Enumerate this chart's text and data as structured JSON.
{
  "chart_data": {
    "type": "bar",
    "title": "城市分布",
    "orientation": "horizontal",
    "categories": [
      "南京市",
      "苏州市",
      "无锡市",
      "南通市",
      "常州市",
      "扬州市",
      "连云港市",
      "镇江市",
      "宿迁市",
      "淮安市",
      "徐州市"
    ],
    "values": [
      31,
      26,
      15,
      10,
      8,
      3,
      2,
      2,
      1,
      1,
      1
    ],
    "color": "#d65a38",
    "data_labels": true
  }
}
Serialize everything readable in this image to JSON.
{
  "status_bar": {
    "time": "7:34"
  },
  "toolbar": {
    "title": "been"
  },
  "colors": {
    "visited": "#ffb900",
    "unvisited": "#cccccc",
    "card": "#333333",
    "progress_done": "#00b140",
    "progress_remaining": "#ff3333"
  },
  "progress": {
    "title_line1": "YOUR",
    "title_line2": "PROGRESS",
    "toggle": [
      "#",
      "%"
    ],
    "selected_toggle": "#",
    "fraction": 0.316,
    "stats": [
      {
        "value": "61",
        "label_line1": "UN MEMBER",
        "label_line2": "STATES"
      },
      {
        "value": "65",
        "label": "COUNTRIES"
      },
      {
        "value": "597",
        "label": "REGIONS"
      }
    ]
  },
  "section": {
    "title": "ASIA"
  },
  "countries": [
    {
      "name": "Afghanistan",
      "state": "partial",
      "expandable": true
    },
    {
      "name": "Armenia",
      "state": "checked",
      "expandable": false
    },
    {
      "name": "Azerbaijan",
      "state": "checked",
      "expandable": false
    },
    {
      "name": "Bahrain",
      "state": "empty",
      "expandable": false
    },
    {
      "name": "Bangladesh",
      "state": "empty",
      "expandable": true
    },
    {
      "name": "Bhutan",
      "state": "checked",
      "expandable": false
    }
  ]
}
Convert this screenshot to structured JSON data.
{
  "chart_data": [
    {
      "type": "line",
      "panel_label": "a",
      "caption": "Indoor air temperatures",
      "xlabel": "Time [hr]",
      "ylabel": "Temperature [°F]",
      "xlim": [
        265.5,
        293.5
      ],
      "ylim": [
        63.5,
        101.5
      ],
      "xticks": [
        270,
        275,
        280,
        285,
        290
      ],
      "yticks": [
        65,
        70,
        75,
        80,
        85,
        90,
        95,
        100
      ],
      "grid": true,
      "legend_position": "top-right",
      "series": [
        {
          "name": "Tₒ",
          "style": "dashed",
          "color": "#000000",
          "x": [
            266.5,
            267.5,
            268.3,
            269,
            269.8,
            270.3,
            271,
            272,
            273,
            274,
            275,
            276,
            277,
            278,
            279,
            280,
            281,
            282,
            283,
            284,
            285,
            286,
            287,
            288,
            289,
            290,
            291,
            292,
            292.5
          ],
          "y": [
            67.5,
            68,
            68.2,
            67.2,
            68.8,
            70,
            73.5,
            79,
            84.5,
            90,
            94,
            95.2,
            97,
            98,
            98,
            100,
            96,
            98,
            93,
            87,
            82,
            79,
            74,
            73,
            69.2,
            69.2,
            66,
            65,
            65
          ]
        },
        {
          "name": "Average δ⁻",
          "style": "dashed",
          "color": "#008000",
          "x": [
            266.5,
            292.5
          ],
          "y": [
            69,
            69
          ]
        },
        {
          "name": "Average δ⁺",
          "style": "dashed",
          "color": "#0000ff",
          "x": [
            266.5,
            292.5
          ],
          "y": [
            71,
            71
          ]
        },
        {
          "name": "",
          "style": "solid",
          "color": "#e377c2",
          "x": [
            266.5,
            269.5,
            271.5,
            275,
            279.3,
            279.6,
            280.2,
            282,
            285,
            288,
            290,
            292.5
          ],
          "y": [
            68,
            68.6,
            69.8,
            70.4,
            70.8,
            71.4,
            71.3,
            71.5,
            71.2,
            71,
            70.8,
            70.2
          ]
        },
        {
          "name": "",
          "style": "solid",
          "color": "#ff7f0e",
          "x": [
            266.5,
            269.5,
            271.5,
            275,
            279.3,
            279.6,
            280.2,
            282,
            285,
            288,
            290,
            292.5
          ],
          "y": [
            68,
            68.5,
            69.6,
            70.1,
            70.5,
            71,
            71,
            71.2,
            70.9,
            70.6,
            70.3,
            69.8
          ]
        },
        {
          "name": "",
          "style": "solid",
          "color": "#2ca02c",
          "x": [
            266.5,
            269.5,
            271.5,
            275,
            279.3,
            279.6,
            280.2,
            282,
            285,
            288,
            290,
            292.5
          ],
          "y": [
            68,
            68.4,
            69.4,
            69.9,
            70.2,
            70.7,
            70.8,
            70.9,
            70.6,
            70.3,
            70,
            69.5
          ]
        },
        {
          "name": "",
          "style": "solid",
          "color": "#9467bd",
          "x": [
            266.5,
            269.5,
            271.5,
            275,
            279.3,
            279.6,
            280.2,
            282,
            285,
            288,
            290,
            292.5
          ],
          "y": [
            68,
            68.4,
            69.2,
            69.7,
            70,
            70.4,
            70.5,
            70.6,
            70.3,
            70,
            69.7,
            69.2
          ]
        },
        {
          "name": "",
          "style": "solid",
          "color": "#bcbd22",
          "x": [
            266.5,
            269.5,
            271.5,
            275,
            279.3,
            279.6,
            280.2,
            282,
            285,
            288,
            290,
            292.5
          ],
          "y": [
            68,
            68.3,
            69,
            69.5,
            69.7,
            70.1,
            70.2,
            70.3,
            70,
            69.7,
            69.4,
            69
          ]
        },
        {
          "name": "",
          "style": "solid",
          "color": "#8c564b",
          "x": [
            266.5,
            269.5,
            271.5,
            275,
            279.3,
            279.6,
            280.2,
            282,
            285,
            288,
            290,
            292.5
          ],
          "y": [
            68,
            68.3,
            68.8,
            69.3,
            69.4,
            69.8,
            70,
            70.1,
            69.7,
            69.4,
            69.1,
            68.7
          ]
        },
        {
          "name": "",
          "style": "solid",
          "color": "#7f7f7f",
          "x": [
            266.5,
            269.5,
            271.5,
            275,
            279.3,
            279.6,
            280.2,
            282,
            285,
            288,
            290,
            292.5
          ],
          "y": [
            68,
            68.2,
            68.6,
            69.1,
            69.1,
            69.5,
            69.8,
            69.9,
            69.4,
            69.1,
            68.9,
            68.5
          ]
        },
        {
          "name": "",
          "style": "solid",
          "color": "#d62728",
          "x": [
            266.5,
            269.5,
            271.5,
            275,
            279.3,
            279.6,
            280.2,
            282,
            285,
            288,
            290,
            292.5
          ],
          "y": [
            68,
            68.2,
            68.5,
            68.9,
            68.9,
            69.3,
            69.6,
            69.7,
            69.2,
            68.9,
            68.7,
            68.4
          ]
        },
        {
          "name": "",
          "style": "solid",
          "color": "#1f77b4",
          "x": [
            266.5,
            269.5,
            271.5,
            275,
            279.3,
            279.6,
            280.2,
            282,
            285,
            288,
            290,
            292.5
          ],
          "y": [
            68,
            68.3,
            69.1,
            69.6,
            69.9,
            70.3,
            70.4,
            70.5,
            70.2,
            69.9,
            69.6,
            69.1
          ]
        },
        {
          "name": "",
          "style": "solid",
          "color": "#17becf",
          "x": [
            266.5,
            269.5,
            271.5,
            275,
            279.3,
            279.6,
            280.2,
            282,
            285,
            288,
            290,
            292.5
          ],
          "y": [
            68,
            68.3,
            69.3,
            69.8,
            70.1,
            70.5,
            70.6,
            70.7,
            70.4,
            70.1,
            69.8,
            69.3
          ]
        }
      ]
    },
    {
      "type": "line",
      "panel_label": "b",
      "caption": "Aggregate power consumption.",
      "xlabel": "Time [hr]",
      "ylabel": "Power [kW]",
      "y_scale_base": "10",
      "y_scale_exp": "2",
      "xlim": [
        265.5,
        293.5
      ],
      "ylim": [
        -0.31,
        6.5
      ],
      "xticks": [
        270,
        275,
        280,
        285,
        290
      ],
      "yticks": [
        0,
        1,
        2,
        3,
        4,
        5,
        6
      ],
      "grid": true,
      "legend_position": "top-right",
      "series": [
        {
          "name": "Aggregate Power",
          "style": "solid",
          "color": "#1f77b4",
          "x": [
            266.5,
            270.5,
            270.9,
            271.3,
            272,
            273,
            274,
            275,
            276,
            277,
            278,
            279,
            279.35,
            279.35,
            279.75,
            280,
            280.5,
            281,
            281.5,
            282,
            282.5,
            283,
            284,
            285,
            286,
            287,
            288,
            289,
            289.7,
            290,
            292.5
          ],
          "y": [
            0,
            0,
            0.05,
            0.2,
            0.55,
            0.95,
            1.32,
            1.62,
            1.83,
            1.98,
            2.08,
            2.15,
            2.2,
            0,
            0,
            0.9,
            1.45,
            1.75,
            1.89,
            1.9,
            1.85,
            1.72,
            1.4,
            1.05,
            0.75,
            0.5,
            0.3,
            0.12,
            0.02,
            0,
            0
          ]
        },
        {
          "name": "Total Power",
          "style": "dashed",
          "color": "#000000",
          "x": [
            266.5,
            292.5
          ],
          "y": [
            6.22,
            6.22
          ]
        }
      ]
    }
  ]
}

----

:: Task prompt ::
Work out how many lines of the listing above include the word "this". Reply with nothing but the count.

:: Answer in full ::
3